** START INPUT RECORDS **

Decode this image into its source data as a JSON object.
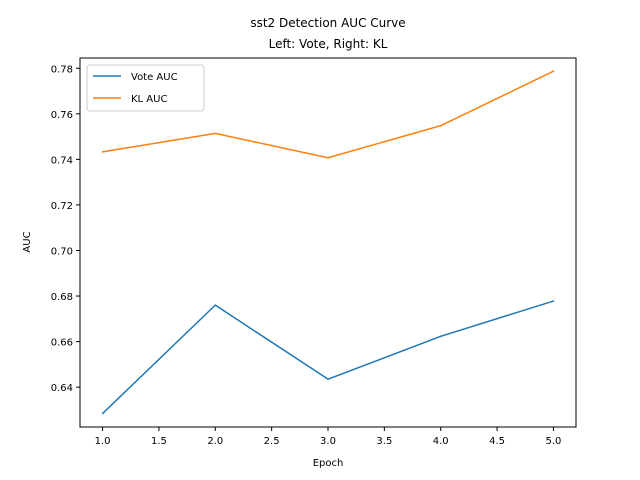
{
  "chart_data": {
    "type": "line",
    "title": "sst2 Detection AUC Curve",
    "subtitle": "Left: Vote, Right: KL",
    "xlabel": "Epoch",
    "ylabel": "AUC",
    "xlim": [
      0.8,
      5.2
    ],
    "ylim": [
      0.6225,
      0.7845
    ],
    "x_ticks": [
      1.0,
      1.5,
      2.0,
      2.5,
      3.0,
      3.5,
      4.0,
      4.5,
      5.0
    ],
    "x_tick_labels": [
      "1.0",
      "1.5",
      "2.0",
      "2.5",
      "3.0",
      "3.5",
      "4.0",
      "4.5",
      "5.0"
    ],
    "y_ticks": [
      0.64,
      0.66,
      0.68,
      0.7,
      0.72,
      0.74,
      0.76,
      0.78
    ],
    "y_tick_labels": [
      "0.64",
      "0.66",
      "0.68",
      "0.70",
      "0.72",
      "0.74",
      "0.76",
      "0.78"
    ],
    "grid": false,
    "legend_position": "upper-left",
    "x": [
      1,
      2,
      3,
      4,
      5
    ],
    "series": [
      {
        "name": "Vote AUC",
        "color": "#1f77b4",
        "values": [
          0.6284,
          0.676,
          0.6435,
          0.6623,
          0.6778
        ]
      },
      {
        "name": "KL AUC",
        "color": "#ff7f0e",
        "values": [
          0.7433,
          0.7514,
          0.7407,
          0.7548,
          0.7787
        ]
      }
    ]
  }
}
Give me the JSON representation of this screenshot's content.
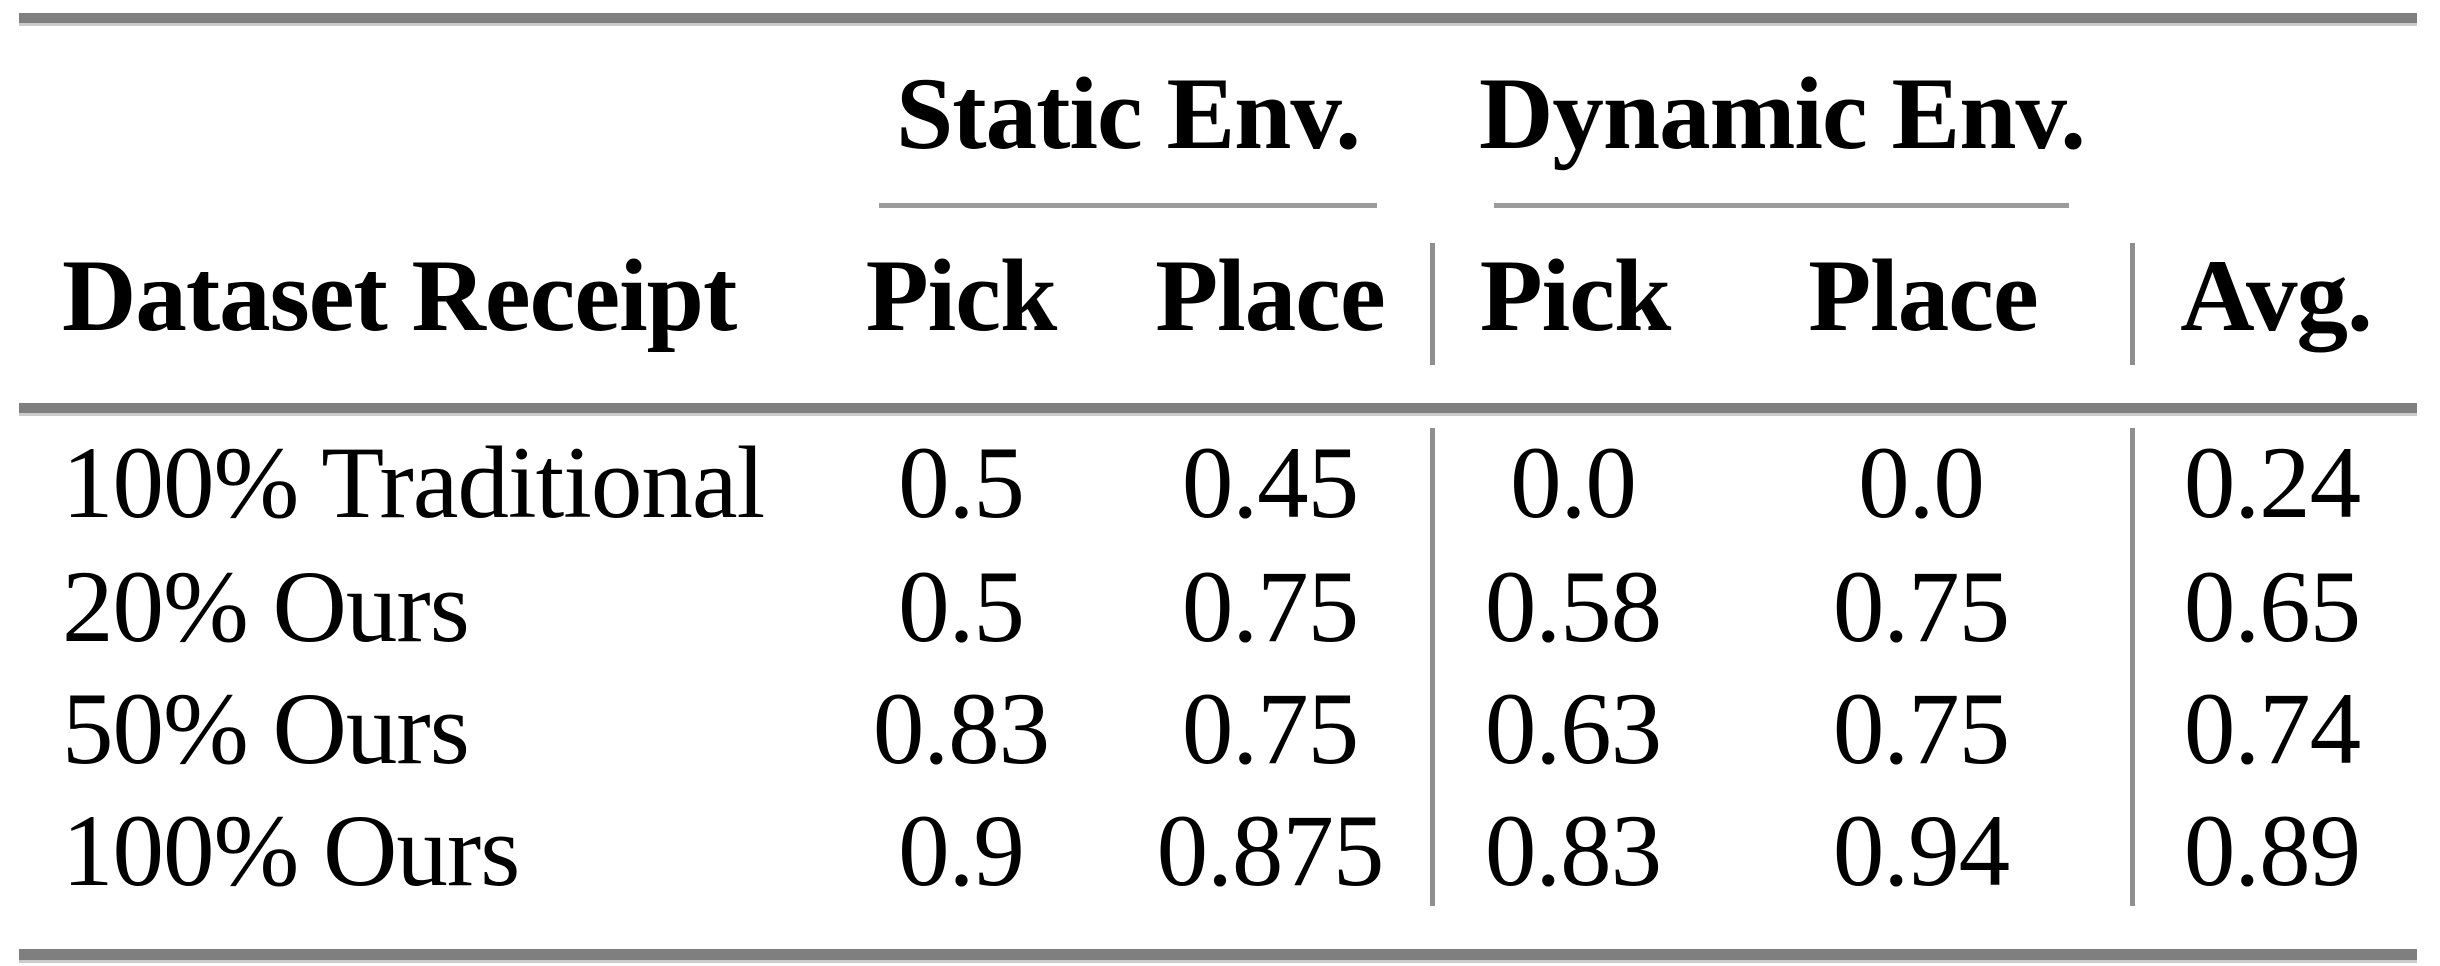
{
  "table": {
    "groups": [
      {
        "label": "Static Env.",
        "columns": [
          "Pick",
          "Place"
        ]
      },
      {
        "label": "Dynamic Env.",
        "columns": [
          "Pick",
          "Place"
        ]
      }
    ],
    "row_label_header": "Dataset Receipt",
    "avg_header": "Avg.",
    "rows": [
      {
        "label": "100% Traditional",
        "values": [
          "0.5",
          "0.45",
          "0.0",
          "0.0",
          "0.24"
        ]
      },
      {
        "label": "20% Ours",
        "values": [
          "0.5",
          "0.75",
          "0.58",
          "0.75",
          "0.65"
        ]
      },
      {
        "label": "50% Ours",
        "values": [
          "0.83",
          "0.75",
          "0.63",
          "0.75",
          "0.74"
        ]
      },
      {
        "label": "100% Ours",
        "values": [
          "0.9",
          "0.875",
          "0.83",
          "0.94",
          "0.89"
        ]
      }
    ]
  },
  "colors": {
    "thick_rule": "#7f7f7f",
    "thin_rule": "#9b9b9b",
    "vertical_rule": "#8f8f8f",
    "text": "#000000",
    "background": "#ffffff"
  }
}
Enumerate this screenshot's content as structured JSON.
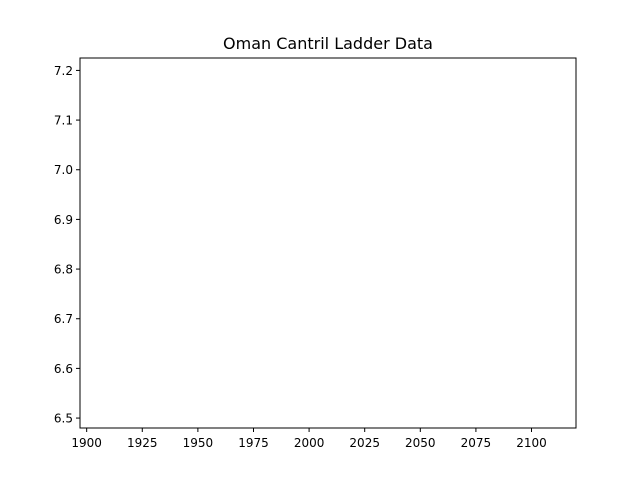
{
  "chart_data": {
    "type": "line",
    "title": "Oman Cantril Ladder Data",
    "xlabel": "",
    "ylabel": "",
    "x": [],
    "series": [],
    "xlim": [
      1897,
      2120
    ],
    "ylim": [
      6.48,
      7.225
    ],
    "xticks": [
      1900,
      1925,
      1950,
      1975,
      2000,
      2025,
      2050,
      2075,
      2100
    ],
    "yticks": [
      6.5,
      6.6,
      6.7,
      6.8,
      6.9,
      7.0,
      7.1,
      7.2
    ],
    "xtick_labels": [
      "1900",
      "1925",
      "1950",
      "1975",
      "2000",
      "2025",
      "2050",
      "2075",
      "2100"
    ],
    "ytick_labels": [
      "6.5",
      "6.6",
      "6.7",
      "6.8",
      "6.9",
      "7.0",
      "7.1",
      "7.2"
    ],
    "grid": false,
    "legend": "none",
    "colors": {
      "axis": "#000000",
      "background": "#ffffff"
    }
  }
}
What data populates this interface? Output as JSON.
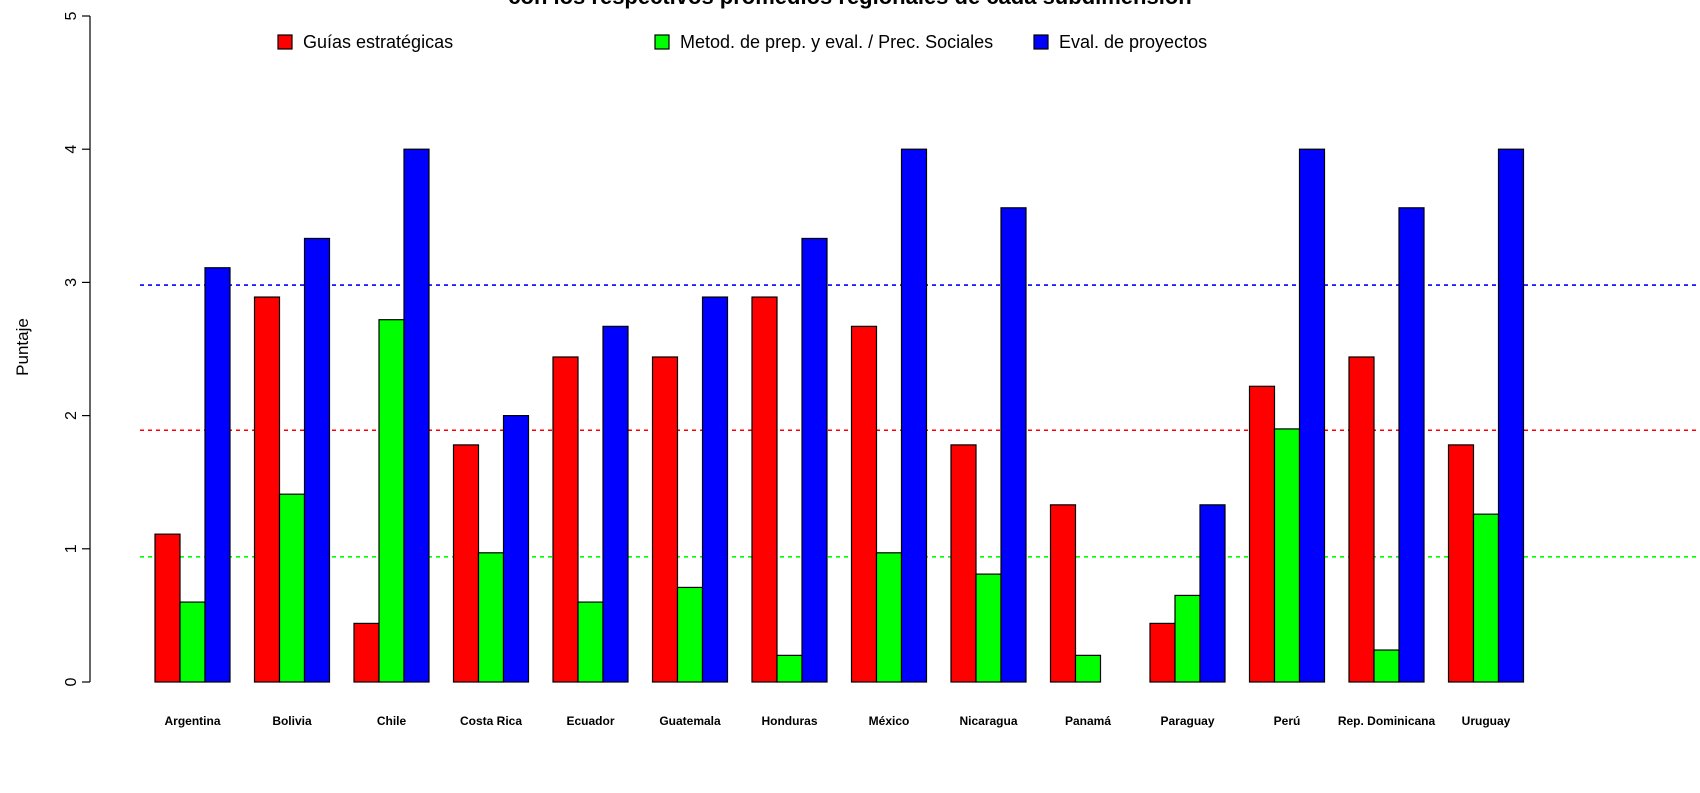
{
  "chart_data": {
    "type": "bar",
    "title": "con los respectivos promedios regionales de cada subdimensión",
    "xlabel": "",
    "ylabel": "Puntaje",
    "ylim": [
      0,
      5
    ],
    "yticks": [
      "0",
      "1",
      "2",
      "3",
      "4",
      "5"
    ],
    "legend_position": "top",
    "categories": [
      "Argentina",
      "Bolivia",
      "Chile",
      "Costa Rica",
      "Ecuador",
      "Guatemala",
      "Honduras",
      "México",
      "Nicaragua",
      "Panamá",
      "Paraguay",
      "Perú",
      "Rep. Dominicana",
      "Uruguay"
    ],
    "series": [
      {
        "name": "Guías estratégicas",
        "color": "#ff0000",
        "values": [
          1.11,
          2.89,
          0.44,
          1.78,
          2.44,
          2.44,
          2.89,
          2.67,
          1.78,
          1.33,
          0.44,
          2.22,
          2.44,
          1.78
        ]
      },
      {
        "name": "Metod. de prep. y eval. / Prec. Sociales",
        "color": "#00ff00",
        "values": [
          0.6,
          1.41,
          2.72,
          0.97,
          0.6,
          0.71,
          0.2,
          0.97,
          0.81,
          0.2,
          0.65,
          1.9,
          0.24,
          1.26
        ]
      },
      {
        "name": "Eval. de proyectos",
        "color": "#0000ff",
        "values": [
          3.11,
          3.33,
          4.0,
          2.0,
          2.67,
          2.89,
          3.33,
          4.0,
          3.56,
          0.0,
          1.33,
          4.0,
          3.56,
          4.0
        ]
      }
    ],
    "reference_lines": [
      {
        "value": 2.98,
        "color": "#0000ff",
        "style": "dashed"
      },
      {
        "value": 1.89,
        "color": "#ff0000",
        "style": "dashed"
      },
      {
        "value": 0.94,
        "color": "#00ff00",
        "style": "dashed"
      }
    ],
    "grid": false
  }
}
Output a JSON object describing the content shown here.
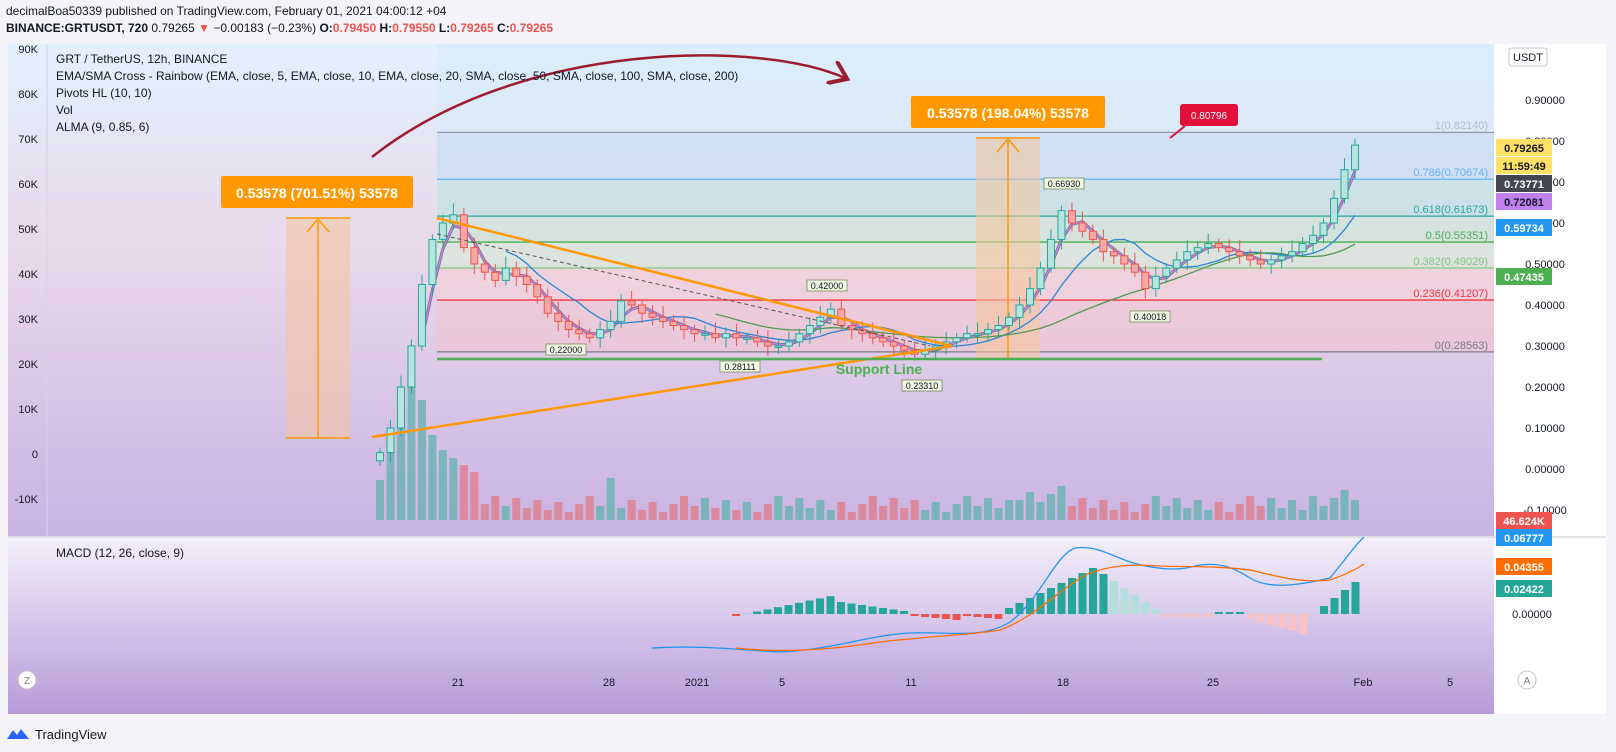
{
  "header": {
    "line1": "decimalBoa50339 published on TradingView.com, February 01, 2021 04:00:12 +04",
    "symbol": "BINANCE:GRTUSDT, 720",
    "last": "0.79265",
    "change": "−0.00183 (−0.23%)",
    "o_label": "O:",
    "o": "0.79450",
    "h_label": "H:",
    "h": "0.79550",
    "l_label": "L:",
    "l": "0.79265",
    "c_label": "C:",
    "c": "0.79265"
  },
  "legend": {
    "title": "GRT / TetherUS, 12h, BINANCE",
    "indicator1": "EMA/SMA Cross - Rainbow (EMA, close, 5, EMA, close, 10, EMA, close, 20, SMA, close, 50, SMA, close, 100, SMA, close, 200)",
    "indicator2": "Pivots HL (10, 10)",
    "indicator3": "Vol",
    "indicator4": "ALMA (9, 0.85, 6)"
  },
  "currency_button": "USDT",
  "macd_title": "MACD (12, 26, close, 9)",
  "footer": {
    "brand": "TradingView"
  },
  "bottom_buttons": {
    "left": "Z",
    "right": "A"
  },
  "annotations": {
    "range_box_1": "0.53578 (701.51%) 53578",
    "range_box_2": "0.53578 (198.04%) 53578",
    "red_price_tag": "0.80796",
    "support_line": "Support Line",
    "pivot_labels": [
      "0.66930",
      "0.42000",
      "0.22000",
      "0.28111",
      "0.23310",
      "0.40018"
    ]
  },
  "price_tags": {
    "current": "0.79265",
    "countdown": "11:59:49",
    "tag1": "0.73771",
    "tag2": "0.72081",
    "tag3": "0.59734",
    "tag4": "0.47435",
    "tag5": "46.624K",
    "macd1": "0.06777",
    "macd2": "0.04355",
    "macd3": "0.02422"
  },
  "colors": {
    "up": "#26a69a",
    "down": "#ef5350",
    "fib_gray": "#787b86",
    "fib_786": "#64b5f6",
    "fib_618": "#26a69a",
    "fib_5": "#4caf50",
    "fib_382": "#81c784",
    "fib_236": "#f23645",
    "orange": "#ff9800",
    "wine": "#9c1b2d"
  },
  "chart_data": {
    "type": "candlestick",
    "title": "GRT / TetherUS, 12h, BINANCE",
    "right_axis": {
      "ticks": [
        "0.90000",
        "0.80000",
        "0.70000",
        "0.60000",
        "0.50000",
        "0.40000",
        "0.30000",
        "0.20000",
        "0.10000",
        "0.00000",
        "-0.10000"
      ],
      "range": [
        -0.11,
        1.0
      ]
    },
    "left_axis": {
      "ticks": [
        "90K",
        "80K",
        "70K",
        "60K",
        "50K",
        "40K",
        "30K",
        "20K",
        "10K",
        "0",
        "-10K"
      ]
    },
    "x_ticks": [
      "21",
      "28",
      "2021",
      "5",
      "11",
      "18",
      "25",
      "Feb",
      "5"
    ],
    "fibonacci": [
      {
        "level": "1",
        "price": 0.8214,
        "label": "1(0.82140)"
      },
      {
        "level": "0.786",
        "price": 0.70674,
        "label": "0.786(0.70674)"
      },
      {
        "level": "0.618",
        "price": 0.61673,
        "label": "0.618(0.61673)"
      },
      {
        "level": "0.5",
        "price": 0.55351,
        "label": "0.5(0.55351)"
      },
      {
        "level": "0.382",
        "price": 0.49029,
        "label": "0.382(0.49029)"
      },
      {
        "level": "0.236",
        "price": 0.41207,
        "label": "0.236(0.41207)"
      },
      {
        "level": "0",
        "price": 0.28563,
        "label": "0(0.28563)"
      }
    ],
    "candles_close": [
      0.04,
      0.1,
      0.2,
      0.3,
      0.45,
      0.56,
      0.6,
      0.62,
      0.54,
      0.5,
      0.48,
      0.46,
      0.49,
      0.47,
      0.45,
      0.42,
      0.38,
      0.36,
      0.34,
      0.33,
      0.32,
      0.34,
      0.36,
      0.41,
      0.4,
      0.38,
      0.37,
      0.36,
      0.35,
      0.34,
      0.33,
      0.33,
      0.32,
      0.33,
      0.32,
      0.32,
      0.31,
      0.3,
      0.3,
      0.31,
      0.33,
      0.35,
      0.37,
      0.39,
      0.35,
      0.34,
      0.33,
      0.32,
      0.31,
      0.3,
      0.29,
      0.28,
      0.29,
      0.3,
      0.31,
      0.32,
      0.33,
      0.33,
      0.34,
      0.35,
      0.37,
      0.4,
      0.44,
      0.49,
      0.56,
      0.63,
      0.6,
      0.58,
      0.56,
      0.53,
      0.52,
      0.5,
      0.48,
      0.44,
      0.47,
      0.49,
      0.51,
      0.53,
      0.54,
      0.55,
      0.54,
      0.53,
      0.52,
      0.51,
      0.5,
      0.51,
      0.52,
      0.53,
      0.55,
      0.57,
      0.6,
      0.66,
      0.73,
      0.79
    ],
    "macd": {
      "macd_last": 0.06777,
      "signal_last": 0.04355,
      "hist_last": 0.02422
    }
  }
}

** END INPUT RECORDS **

*SET EXERCISE:*
Filter the records, keeping only lines that contain "JSON", and show those lines.

*WRITTEN SOLUTION:*
Decode this image into its source data as a JSON object.
Give me the JSON representation of this screenshot's content.
Enumerate this screenshot's content as structured JSON.
What data populates this interface? Output as JSON.
Output a JSON object describing the content shown here.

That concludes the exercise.